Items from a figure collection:
----------------------------------------

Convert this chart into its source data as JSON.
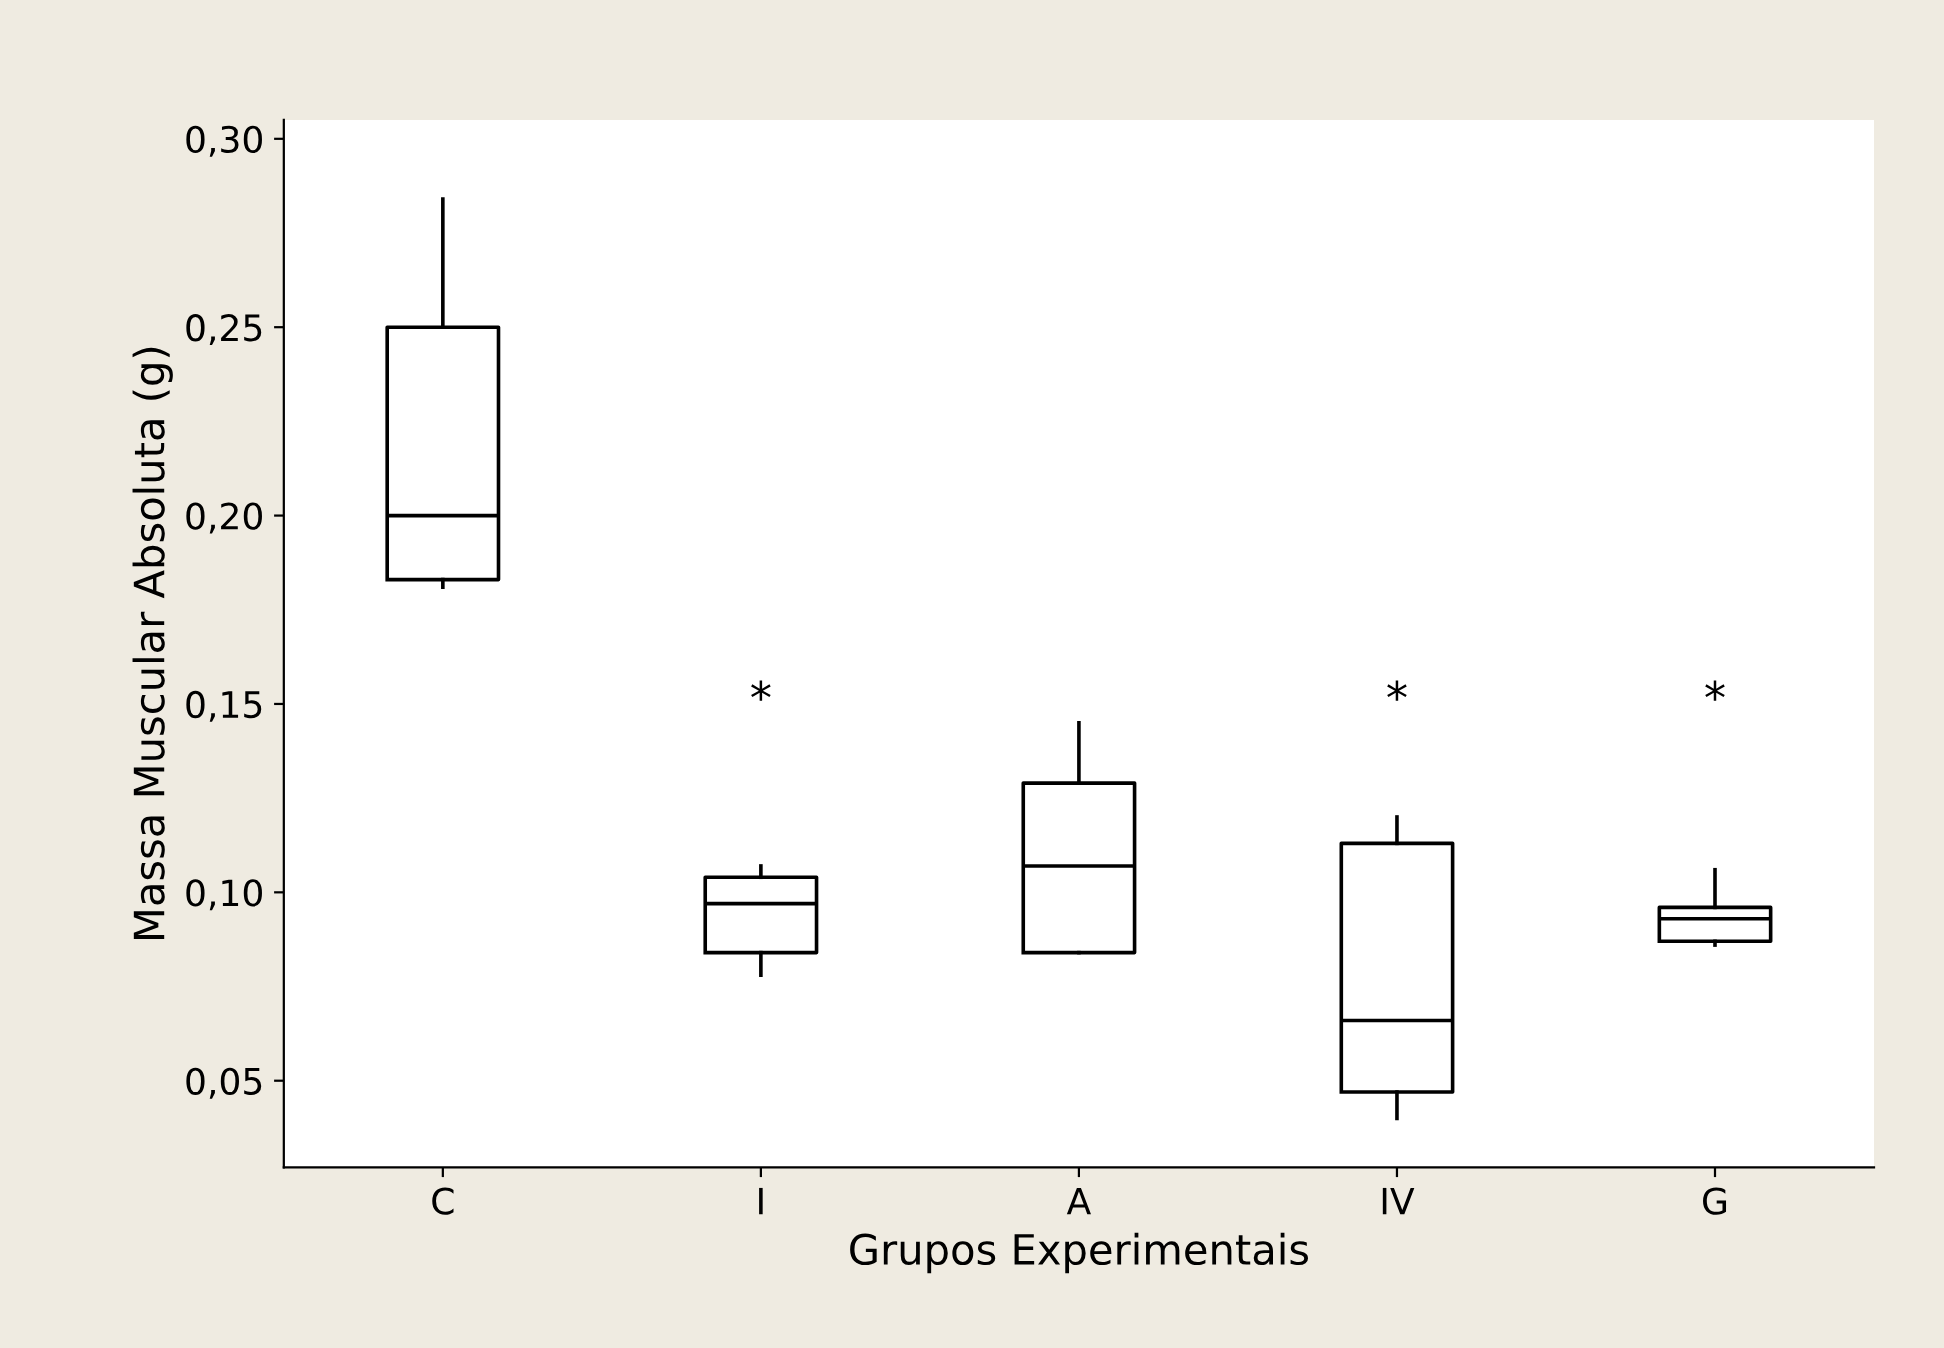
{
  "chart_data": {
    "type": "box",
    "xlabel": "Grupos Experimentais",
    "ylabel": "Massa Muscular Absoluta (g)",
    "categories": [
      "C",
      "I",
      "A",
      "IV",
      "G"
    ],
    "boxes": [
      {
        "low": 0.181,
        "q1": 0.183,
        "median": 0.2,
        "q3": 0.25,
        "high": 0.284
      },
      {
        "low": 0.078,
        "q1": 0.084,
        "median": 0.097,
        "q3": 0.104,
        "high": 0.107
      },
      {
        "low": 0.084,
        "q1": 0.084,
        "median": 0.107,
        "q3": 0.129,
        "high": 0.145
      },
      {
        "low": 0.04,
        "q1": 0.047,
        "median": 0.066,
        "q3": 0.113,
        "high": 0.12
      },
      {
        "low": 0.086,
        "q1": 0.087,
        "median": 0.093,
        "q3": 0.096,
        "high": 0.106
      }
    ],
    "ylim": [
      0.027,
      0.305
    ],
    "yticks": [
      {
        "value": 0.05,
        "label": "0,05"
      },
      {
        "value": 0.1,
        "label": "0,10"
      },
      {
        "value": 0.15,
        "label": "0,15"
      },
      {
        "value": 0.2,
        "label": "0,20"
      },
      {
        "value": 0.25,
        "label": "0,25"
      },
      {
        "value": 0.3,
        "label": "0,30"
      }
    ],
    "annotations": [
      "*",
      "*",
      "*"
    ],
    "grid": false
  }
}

----------------------------------------

## Your objective
Transcribe all entries above exactly. Drop the pictures.

## Written response
Convert this chart into its source data as JSON.
{
  "chart_data": {
    "type": "box",
    "xlabel": "Grupos Experimentais",
    "ylabel": "Massa Muscular Absoluta (g)",
    "categories": [
      "C",
      "I",
      "A",
      "IV",
      "G"
    ],
    "boxes": [
      {
        "low": 0.181,
        "q1": 0.183,
        "median": 0.2,
        "q3": 0.25,
        "high": 0.284
      },
      {
        "low": 0.078,
        "q1": 0.084,
        "median": 0.097,
        "q3": 0.104,
        "high": 0.107
      },
      {
        "low": 0.084,
        "q1": 0.084,
        "median": 0.107,
        "q3": 0.129,
        "high": 0.145
      },
      {
        "low": 0.04,
        "q1": 0.047,
        "median": 0.066,
        "q3": 0.113,
        "high": 0.12
      },
      {
        "low": 0.086,
        "q1": 0.087,
        "median": 0.093,
        "q3": 0.096,
        "high": 0.106
      }
    ],
    "ylim": [
      0.027,
      0.305
    ],
    "yticks": [
      {
        "value": 0.05,
        "label": "0,05"
      },
      {
        "value": 0.1,
        "label": "0,10"
      },
      {
        "value": 0.15,
        "label": "0,15"
      },
      {
        "value": 0.2,
        "label": "0,20"
      },
      {
        "value": 0.25,
        "label": "0,25"
      },
      {
        "value": 0.3,
        "label": "0,30"
      }
    ],
    "annotations": [
      "*",
      "*",
      "*"
    ],
    "grid": false
  }
}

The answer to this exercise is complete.